Find all the lines with "this" and gather them.

++++ Data for processing ++++

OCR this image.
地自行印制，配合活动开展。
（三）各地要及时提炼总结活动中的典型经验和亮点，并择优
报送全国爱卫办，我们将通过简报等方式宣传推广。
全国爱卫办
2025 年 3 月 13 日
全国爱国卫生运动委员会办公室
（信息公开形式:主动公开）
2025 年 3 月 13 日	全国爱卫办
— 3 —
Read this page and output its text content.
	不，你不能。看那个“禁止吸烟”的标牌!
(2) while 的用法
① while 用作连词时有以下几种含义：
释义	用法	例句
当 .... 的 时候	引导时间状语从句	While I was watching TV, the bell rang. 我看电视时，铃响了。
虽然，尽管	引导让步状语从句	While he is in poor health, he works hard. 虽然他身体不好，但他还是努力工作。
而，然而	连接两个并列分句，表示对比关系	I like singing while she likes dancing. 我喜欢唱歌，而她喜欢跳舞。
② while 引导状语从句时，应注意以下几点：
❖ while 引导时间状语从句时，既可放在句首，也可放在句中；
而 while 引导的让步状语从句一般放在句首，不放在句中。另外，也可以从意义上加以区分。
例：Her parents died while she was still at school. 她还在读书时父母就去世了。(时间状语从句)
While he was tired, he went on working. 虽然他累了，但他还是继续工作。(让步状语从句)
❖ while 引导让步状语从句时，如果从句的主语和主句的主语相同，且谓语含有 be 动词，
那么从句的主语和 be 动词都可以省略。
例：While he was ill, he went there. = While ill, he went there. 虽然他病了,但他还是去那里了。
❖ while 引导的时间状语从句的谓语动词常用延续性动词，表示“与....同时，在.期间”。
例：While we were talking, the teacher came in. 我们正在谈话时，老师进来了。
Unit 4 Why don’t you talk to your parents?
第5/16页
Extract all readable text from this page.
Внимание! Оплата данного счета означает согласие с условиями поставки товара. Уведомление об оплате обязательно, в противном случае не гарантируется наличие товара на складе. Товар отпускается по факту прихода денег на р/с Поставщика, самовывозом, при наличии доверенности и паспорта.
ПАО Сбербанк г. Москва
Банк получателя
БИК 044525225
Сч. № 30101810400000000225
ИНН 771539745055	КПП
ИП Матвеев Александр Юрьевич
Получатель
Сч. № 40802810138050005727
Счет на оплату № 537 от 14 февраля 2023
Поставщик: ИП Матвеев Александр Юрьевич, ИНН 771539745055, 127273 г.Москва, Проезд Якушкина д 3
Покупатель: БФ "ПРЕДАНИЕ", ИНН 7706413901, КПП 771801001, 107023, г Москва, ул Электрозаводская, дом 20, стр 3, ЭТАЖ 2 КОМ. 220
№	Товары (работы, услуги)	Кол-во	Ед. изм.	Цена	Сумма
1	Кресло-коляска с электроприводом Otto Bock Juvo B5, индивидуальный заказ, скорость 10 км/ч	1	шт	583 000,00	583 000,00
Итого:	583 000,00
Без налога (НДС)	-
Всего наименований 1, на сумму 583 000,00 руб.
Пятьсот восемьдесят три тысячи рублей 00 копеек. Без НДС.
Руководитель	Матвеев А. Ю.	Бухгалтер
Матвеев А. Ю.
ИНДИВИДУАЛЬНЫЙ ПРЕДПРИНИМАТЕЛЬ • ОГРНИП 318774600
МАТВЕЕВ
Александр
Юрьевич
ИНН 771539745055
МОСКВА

++++

§ **Full answer**
OCR this image.
Read this page and output its text content.
Extract all readable text from this page.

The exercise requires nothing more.